# [TEXTO PROPORCIONADO]
━━━

JUAN ANGEL SANTOS
“Si queréis conocer a un hombre, revestidle de un gran poder. El poder no corrompe, solo desenmascara.” Pítaco de Mitilene.
Resulta anecdótico que, una trágica historia como la de Narciso y Eco, haya premiado al ególatra de Narciso en detrimento de la sufrida y rechazada ninfa Eco, concediéndole el nombre de una bella flor al culpable, en lugar de una espinosa zarza, que más le convendría. Serán cosas de ese machismo recalcitrante que tanto gusta y define a los hombres vanidosos y egoístas que han marcado los tiempos. Y es que, maestro, nos hemos acostumbrado, como Narciso, a mirar en el río de la Historia y encontrarnos, muchas de las veces, con el reflejo de grandes ególatras a los que, el propio pueblo otorgó su confianza y apoyo, cuando no su devoción y servilismo.
Dicen que todos llevamos el narcisismo forjado a fuego en nuestro ADN, lo único que nos diferencia, en este sentido, es la cantidad de ego que somos capaces de producir y exhalar al exterior. Por más maquillaje y aderezo que pongamos, aunque lo disfracemos con capa de “amor propio” o sayo de “afán de superación”, al final tuvimos que inventar el espejo para tener en casa aquella fuente en la que Narciso se miraba absorto. En pequeñas dosis de confianza, el ego es como el azúcar, nos da energías para salir a la vida y abrazarla sin pudor; en exceso, un ego superlativo puede llegar a dejarnos ciegos de tanto mirarnos.

━━━

# [MATERIAL DE ESTUDIO]
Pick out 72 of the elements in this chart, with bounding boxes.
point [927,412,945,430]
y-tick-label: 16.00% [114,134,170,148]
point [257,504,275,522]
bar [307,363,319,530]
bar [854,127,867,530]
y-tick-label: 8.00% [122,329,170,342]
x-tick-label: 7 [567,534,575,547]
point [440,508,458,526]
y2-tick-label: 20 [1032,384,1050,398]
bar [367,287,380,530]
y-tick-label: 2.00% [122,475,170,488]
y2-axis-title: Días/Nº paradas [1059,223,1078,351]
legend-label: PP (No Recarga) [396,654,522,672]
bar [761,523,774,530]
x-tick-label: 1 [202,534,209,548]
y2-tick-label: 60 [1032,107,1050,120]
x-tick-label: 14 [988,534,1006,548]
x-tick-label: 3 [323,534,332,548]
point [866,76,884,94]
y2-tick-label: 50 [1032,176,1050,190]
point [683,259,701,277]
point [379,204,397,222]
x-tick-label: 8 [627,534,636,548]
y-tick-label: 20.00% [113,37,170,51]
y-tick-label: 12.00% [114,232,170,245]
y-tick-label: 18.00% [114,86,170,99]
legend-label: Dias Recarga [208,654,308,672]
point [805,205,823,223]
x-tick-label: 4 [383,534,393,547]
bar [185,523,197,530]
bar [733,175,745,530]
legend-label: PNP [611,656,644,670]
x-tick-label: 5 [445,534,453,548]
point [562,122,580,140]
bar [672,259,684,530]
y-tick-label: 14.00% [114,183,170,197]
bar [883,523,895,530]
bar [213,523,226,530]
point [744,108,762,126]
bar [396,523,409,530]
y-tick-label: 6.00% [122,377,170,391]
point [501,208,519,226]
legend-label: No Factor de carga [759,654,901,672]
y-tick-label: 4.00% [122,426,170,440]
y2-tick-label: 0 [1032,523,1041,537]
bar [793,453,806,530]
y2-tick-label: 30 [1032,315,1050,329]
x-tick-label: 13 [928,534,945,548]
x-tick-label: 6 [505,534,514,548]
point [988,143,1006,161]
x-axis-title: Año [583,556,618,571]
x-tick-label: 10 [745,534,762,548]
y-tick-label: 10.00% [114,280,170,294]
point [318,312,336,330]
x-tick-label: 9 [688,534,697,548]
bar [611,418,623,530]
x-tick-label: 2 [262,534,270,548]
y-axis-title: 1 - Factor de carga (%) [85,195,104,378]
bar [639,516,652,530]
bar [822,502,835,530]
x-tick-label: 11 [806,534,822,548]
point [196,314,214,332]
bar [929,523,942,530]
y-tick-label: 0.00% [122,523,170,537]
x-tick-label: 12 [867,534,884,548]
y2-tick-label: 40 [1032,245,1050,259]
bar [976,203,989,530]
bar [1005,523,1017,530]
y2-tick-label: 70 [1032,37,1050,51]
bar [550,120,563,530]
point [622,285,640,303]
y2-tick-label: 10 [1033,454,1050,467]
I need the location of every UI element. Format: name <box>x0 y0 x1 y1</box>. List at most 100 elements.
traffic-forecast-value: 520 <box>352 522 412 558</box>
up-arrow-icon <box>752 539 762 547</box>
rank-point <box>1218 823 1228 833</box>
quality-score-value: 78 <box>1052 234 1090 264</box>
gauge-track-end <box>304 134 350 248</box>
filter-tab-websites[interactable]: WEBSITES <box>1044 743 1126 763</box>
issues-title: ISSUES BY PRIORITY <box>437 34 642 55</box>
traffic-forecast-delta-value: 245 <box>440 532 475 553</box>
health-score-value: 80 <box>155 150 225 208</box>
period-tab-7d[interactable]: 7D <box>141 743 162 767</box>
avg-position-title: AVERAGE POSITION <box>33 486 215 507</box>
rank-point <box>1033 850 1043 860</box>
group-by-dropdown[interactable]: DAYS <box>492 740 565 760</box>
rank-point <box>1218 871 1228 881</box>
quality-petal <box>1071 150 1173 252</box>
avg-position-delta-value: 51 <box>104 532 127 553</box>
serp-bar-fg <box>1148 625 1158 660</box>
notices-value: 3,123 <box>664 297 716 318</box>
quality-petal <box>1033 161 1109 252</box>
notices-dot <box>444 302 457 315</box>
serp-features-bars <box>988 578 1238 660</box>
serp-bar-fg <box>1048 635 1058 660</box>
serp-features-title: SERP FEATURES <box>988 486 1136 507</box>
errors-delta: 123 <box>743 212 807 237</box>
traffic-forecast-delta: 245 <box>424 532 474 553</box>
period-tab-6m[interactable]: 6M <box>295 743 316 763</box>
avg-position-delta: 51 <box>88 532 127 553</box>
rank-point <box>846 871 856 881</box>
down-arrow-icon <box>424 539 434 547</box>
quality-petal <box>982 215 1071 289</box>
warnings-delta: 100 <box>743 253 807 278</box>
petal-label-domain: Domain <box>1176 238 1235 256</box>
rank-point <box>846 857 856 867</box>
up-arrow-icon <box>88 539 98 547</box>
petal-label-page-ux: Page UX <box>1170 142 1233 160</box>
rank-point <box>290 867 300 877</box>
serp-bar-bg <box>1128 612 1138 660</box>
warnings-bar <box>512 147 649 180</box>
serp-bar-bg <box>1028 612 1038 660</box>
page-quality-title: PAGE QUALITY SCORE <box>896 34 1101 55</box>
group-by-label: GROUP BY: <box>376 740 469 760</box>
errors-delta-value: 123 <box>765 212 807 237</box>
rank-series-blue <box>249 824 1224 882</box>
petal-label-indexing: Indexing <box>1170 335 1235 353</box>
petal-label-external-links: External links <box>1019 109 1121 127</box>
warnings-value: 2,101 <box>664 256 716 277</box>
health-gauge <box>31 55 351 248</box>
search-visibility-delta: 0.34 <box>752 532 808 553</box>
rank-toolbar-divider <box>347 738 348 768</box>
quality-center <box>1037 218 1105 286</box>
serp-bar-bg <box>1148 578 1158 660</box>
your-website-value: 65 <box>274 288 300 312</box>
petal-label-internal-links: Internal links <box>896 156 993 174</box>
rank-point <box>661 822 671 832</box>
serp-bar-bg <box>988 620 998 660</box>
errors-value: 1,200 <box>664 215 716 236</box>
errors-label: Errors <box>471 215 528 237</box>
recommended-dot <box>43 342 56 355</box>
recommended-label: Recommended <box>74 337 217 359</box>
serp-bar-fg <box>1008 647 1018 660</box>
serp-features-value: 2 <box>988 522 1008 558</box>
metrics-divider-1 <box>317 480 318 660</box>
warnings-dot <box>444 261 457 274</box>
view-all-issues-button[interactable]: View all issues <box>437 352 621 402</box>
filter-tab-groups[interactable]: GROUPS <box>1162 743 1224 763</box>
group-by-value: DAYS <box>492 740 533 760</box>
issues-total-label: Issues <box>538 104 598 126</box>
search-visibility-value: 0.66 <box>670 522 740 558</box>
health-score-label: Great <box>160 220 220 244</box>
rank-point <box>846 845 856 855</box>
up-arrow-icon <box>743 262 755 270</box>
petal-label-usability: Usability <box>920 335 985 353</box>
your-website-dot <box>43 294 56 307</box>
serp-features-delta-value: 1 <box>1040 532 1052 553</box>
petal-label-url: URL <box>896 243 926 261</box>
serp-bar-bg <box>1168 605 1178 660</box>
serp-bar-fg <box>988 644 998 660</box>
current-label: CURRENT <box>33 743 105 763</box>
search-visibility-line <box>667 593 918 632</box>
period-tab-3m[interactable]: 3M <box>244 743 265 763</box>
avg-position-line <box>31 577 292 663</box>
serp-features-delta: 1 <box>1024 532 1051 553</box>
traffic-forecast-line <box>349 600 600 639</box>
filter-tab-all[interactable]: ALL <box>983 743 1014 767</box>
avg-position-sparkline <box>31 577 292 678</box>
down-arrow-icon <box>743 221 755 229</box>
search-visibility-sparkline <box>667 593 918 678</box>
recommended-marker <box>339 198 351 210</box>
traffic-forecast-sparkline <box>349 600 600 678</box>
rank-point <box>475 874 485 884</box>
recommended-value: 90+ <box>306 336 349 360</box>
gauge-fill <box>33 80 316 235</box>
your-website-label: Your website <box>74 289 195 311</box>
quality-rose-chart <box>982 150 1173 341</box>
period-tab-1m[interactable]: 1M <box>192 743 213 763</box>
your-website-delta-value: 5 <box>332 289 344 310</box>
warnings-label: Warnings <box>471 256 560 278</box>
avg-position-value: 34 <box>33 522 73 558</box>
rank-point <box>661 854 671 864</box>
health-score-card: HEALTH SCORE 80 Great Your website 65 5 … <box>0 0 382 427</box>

━━━

# [INSTRUCCIONES A SEGUIR]
En el texto sobre el narcisismo, ¿a quién se atribuye la cita sobre el poder que aparece al principio?

# [RESPUESTA ESCRITA]
A Pítaco de Mitilene.